## Given problem
Repeat all of the material exactly as given.

>> Start Input

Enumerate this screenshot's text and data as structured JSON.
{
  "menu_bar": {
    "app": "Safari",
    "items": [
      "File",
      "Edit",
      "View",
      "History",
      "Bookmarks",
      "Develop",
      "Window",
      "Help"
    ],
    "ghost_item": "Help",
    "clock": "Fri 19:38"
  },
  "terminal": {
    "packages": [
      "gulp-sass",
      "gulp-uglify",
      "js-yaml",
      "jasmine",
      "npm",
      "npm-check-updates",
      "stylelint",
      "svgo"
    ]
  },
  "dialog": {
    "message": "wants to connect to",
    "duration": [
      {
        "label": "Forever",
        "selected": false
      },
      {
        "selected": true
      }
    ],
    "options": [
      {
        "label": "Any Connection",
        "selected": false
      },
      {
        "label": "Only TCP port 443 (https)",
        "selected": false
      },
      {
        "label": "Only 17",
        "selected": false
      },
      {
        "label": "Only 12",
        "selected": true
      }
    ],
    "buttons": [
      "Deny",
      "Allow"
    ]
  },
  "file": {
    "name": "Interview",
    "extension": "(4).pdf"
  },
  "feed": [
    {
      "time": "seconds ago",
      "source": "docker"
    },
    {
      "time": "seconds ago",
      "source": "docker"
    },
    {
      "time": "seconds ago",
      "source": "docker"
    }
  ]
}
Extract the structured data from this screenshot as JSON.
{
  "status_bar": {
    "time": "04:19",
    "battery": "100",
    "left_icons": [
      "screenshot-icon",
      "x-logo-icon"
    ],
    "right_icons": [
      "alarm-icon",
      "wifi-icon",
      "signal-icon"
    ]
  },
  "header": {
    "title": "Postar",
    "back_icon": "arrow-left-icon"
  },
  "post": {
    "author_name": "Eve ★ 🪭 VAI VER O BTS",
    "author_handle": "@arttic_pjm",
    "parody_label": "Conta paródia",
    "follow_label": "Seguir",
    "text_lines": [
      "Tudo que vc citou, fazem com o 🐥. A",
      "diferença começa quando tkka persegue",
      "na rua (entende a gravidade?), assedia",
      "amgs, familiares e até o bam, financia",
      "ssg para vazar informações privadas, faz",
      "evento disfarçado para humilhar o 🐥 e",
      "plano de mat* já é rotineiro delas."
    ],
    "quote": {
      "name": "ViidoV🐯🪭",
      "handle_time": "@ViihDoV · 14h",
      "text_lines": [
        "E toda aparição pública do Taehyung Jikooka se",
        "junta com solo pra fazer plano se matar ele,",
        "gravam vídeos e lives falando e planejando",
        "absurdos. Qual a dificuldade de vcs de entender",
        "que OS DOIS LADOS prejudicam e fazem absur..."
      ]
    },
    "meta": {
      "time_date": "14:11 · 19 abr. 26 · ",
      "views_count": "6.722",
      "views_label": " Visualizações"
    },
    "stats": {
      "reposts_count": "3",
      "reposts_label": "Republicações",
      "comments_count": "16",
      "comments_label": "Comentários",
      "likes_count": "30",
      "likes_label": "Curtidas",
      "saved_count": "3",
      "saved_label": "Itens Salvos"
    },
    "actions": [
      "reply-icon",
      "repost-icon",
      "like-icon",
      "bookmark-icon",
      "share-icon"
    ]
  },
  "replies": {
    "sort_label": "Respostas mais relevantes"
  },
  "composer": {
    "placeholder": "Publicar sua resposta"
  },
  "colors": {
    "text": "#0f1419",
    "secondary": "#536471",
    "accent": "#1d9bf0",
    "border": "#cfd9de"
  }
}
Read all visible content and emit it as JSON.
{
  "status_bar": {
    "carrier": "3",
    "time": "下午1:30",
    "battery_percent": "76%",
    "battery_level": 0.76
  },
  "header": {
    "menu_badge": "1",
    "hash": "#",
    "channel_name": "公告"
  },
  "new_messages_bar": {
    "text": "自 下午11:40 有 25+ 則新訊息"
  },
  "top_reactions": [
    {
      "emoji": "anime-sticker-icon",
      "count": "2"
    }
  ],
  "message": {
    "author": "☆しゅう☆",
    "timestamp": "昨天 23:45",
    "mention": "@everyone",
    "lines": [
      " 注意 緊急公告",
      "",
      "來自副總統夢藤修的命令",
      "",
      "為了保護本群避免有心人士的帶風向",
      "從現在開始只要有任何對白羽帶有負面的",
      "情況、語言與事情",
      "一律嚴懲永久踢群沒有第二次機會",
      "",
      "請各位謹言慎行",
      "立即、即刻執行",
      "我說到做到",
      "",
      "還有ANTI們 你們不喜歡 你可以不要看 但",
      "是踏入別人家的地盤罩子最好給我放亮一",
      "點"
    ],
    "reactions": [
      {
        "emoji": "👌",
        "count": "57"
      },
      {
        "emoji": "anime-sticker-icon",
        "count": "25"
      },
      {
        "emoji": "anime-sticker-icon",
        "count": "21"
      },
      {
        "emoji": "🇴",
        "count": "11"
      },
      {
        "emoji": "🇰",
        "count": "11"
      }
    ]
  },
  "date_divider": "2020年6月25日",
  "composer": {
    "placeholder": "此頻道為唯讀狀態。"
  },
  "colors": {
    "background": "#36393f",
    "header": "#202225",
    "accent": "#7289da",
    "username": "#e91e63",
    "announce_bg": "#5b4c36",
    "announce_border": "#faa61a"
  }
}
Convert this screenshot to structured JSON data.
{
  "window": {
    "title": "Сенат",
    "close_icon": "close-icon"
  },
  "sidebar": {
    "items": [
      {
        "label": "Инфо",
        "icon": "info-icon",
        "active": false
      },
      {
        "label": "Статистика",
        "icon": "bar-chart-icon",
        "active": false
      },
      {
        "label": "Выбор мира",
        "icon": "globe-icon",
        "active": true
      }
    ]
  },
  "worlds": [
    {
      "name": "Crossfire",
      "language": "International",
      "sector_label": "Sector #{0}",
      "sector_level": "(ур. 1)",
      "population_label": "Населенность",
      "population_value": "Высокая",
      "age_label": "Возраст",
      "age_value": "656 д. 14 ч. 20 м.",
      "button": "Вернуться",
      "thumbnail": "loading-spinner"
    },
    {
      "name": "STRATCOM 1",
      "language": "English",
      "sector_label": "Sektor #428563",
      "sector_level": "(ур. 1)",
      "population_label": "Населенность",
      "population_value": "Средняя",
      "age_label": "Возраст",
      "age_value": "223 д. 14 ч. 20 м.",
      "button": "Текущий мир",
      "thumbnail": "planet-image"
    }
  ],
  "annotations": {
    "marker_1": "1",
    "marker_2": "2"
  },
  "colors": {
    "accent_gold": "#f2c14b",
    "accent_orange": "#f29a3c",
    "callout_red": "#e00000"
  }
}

>> End Input

## Completed task
Enumerate this screenshot's text and data as structured JSON.
{
  "menu_bar": {
    "app": "Safari",
    "items": [
      "File",
      "Edit",
      "View",
      "History",
      "Bookmarks",
      "Develop",
      "Window",
      "Help"
    ],
    "ghost_item": "Help",
    "clock": "Fri 19:38"
  },
  "terminal": {
    "packages": [
      "gulp-sass",
      "gulp-uglify",
      "js-yaml",
      "jasmine",
      "npm",
      "npm-check-updates",
      "stylelint",
      "svgo"
    ]
  },
  "dialog": {
    "message": "wants to connect to",
    "duration": [
      {
        "label": "Forever",
        "selected": false
      },
      {
        "selected": true
      }
    ],
    "options": [
      {
        "label": "Any Connection",
        "selected": false
      },
      {
        "label": "Only TCP port 443 (https)",
        "selected": false
      },
      {
        "label": "Only 17",
        "selected": false
      },
      {
        "label": "Only 12",
        "selected": true
      }
    ],
    "buttons": [
      "Deny",
      "Allow"
    ]
  },
  "file": {
    "name": "Interview",
    "extension": "(4).pdf"
  },
  "feed": [
    {
      "time": "seconds ago",
      "source": "docker"
    },
    {
      "time": "seconds ago",
      "source": "docker"
    },
    {
      "time": "seconds ago",
      "source": "docker"
    }
  ]
}
Extract the structured data from this screenshot as JSON.
{
  "status_bar": {
    "time": "04:19",
    "battery": "100",
    "left_icons": [
      "screenshot-icon",
      "x-logo-icon"
    ],
    "right_icons": [
      "alarm-icon",
      "wifi-icon",
      "signal-icon"
    ]
  },
  "header": {
    "title": "Postar",
    "back_icon": "arrow-left-icon"
  },
  "post": {
    "author_name": "Eve ★ 🪭 VAI VER O BTS",
    "author_handle": "@arttic_pjm",
    "parody_label": "Conta paródia",
    "follow_label": "Seguir",
    "text_lines": [
      "Tudo que vc citou, fazem com o 🐥. A",
      "diferença começa quando tkka persegue",
      "na rua (entende a gravidade?), assedia",
      "amgs, familiares e até o bam, financia",
      "ssg para vazar informações privadas, faz",
      "evento disfarçado para humilhar o 🐥 e",
      "plano de mat* já é rotineiro delas."
    ],
    "quote": {
      "name": "ViidoV🐯🪭",
      "handle_time": "@ViihDoV · 14h",
      "text_lines": [
        "E toda aparição pública do Taehyung Jikooka se",
        "junta com solo pra fazer plano se matar ele,",
        "gravam vídeos e lives falando e planejando",
        "absurdos. Qual a dificuldade de vcs de entender",
        "que OS DOIS LADOS prejudicam e fazem absur..."
      ]
    },
    "meta": {
      "time_date": "14:11 · 19 abr. 26 · ",
      "views_count": "6.722",
      "views_label": " Visualizações"
    },
    "stats": {
      "reposts_count": "3",
      "reposts_label": "Republicações",
      "comments_count": "16",
      "comments_label": "Comentários",
      "likes_count": "30",
      "likes_label": "Curtidas",
      "saved_count": "3",
      "saved_label": "Itens Salvos"
    },
    "actions": [
      "reply-icon",
      "repost-icon",
      "like-icon",
      "bookmark-icon",
      "share-icon"
    ]
  },
  "replies": {
    "sort_label": "Respostas mais relevantes"
  },
  "composer": {
    "placeholder": "Publicar sua resposta"
  },
  "colors": {
    "text": "#0f1419",
    "secondary": "#536471",
    "accent": "#1d9bf0",
    "border": "#cfd9de"
  }
}
Read all visible content and emit it as JSON.
{
  "status_bar": {
    "carrier": "3",
    "time": "下午1:30",
    "battery_percent": "76%",
    "battery_level": 0.76
  },
  "header": {
    "menu_badge": "1",
    "hash": "#",
    "channel_name": "公告"
  },
  "new_messages_bar": {
    "text": "自 下午11:40 有 25+ 則新訊息"
  },
  "top_reactions": [
    {
      "emoji": "anime-sticker-icon",
      "count": "2"
    }
  ],
  "message": {
    "author": "☆しゅう☆",
    "timestamp": "昨天 23:45",
    "mention": "@everyone",
    "lines": [
      " 注意 緊急公告",
      "",
      "來自副總統夢藤修的命令",
      "",
      "為了保護本群避免有心人士的帶風向",
      "從現在開始只要有任何對白羽帶有負面的",
      "情況、語言與事情",
      "一律嚴懲永久踢群沒有第二次機會",
      "",
      "請各位謹言慎行",
      "立即、即刻執行",
      "我說到做到",
      "",
      "還有ANTI們 你們不喜歡 你可以不要看 但",
      "是踏入別人家的地盤罩子最好給我放亮一",
      "點"
    ],
    "reactions": [
      {
        "emoji": "👌",
        "count": "57"
      },
      {
        "emoji": "anime-sticker-icon",
        "count": "25"
      },
      {
        "emoji": "anime-sticker-icon",
        "count": "21"
      },
      {
        "emoji": "🇴",
        "count": "11"
      },
      {
        "emoji": "🇰",
        "count": "11"
      }
    ]
  },
  "date_divider": "2020年6月25日",
  "composer": {
    "placeholder": "此頻道為唯讀狀態。"
  },
  "colors": {
    "background": "#36393f",
    "header": "#202225",
    "accent": "#7289da",
    "username": "#e91e63",
    "announce_bg": "#5b4c36",
    "announce_border": "#faa61a"
  }
}
Convert this screenshot to structured JSON data.
{
  "window": {
    "title": "Сенат",
    "close_icon": "close-icon"
  },
  "sidebar": {
    "items": [
      {
        "label": "Инфо",
        "icon": "info-icon",
        "active": false
      },
      {
        "label": "Статистика",
        "icon": "bar-chart-icon",
        "active": false
      },
      {
        "label": "Выбор мира",
        "icon": "globe-icon",
        "active": true
      }
    ]
  },
  "worlds": [
    {
      "name": "Crossfire",
      "language": "International",
      "sector_label": "Sector #{0}",
      "sector_level": "(ур. 1)",
      "population_label": "Населенность",
      "population_value": "Высокая",
      "age_label": "Возраст",
      "age_value": "656 д. 14 ч. 20 м.",
      "button": "Вернуться",
      "thumbnail": "loading-spinner"
    },
    {
      "name": "STRATCOM 1",
      "language": "English",
      "sector_label": "Sektor #428563",
      "sector_level": "(ур. 1)",
      "population_label": "Населенность",
      "population_value": "Средняя",
      "age_label": "Возраст",
      "age_value": "223 д. 14 ч. 20 м.",
      "button": "Текущий мир",
      "thumbnail": "planet-image"
    }
  ],
  "annotations": {
    "marker_1": "1",
    "marker_2": "2"
  },
  "colors": {
    "accent_gold": "#f2c14b",
    "accent_orange": "#f29a3c",
    "callout_red": "#e00000"
  }
}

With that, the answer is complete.